TASK DIRECTIONS -> Retype the whole listing verbatim and keep the pictures out of it.

[BEGIN DATASET CONTENT]

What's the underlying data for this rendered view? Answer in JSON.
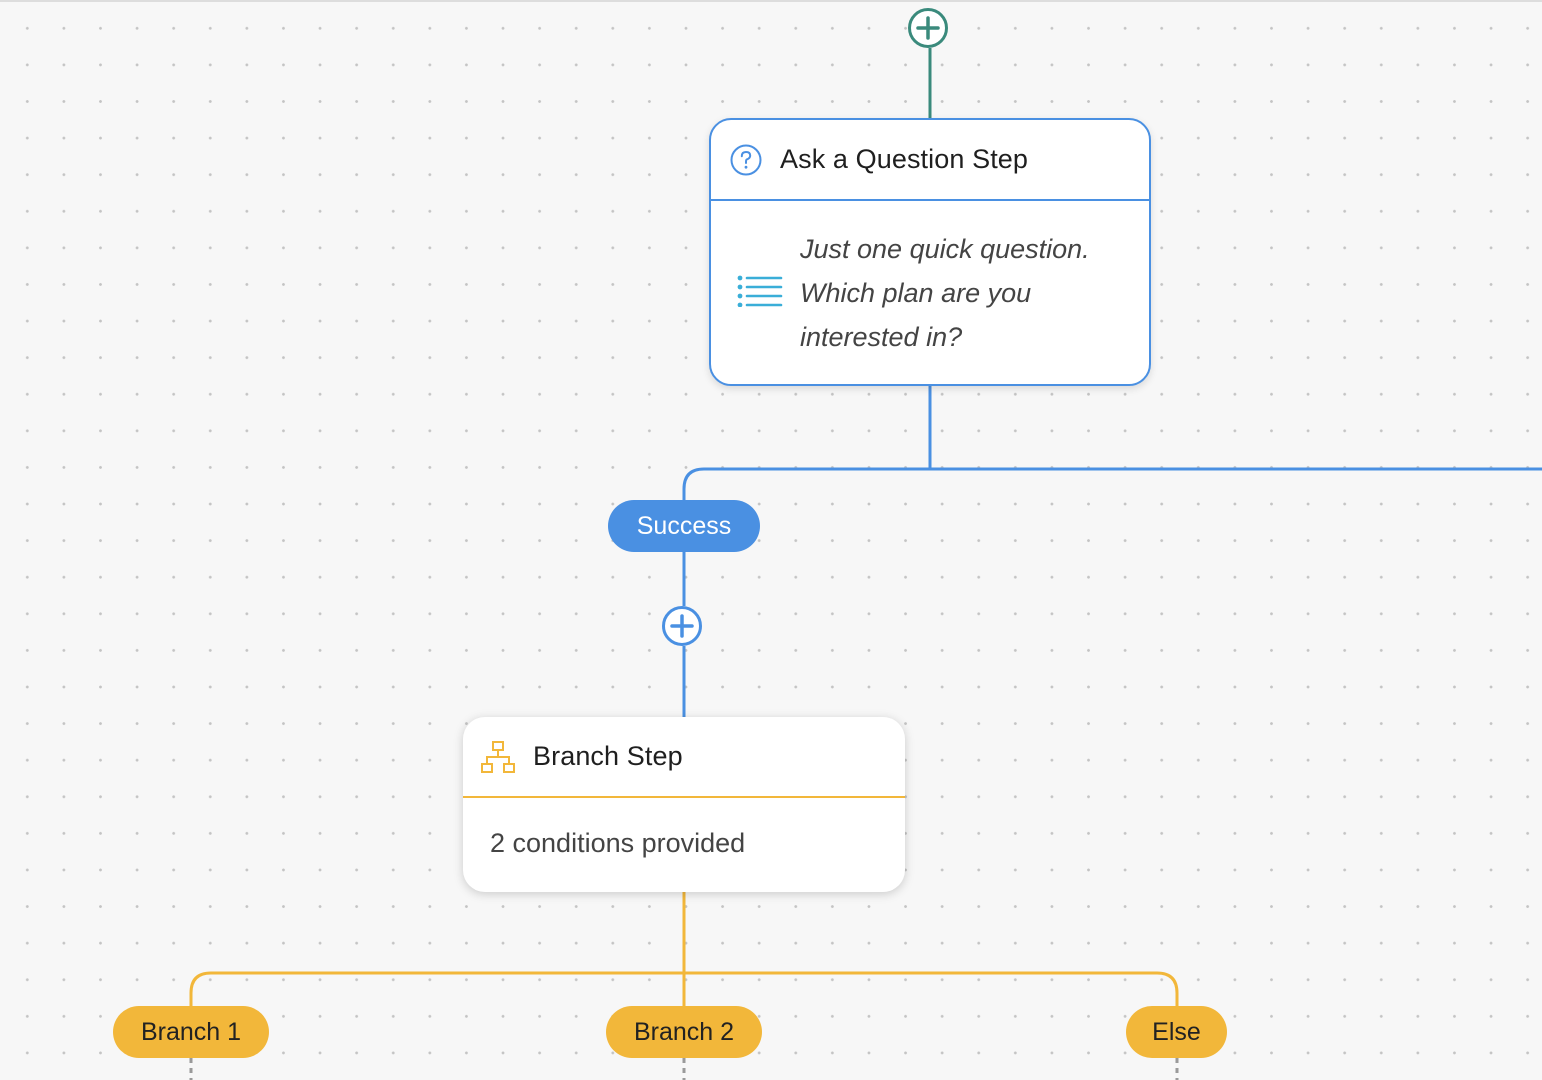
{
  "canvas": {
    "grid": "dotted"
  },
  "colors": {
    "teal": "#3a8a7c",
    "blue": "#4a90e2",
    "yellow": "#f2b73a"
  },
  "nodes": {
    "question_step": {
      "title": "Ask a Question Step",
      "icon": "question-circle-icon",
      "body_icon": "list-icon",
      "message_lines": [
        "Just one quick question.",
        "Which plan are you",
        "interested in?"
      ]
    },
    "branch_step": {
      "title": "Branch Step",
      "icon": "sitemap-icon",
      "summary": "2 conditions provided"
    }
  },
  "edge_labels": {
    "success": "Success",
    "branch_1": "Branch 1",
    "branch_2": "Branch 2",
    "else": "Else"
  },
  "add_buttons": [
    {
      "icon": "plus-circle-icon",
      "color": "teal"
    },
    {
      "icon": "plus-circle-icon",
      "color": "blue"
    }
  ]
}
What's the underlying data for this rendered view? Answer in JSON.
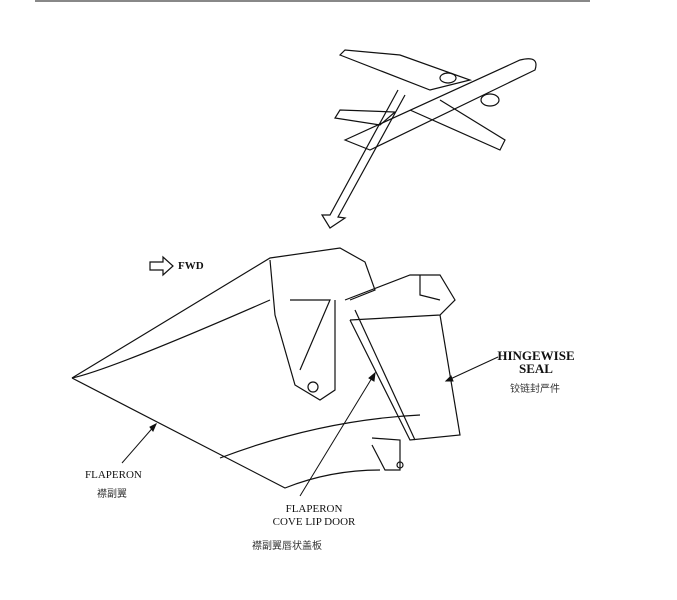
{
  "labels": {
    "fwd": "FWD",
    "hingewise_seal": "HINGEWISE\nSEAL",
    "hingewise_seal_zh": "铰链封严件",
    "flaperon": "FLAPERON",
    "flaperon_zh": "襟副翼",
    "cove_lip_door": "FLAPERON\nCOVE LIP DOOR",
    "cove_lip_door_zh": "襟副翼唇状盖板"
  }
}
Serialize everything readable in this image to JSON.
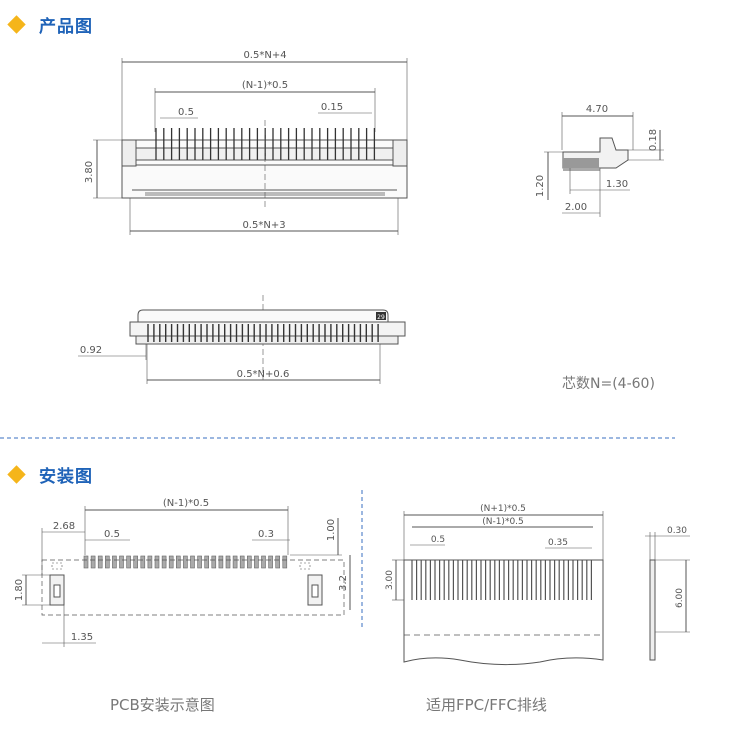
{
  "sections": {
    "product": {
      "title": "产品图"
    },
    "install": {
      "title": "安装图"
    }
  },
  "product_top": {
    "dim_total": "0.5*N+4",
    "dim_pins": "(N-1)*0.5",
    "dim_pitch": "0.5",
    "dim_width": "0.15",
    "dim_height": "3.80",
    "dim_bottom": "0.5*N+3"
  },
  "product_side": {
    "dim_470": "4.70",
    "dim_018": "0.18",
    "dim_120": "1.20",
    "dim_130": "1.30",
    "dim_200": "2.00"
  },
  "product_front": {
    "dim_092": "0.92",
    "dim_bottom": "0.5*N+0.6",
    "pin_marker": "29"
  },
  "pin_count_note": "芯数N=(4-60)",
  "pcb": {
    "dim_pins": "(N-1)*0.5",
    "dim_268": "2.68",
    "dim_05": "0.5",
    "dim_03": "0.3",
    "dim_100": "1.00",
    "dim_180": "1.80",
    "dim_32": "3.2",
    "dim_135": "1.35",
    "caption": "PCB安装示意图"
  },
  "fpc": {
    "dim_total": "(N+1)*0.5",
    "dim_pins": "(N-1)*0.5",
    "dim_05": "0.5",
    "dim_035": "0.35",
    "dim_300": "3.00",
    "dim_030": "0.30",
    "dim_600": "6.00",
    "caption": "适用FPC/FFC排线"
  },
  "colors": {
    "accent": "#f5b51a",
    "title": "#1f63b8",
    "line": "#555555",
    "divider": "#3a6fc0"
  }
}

[END DATASET CONTENT]

ANSWER FOR THE TASK ->
What's the underlying data for this rendered view? Answer in JSON.
{
  "canvas": {
    "grid": "dotted"
  },
  "colors": {
    "teal": "#3a8a7c",
    "blue": "#4a90e2",
    "yellow": "#f2b73a"
  },
  "nodes": {
    "question_step": {
      "title": "Ask a Question Step",
      "icon": "question-circle-icon",
      "body_icon": "list-icon",
      "message_lines": [
        "Just one quick question.",
        "Which plan are you",
        "interested in?"
      ]
    },
    "branch_step": {
      "title": "Branch Step",
      "icon": "sitemap-icon",
      "summary": "2 conditions provided"
    }
  },
  "edge_labels": {
    "success": "Success",
    "branch_1": "Branch 1",
    "branch_2": "Branch 2",
    "else": "Else"
  },
  "add_buttons": [
    {
      "icon": "plus-circle-icon",
      "color": "teal"
    },
    {
      "icon": "plus-circle-icon",
      "color": "blue"
    }
  ]
}
What's the underlying data for this rendered view? Answer in JSON.
{
  "labels": {
    "fwd": "FWD",
    "hingewise_seal": "HINGEWISE\nSEAL",
    "hingewise_seal_zh": "铰链封严件",
    "flaperon": "FLAPERON",
    "flaperon_zh": "襟副翼",
    "cove_lip_door": "FLAPERON\nCOVE LIP DOOR",
    "cove_lip_door_zh": "襟副翼唇状盖板"
  }
}
Serialize everything readable in this image to JSON.
{
  "sections": {
    "product": {
      "title": "产品图"
    },
    "install": {
      "title": "安装图"
    }
  },
  "product_top": {
    "dim_total": "0.5*N+4",
    "dim_pins": "(N-1)*0.5",
    "dim_pitch": "0.5",
    "dim_width": "0.15",
    "dim_height": "3.80",
    "dim_bottom": "0.5*N+3"
  },
  "product_side": {
    "dim_470": "4.70",
    "dim_018": "0.18",
    "dim_120": "1.20",
    "dim_130": "1.30",
    "dim_200": "2.00"
  },
  "product_front": {
    "dim_092": "0.92",
    "dim_bottom": "0.5*N+0.6",
    "pin_marker": "29"
  },
  "pin_count_note": "芯数N=(4-60)",
  "pcb": {
    "dim_pins": "(N-1)*0.5",
    "dim_268": "2.68",
    "dim_05": "0.5",
    "dim_03": "0.3",
    "dim_100": "1.00",
    "dim_180": "1.80",
    "dim_32": "3.2",
    "dim_135": "1.35",
    "caption": "PCB安装示意图"
  },
  "fpc": {
    "dim_total": "(N+1)*0.5",
    "dim_pins": "(N-1)*0.5",
    "dim_05": "0.5",
    "dim_035": "0.35",
    "dim_300": "3.00",
    "dim_030": "0.30",
    "dim_600": "6.00",
    "caption": "适用FPC/FFC排线"
  },
  "colors": {
    "accent": "#f5b51a",
    "title": "#1f63b8",
    "line": "#555555",
    "divider": "#3a6fc0"
  }
}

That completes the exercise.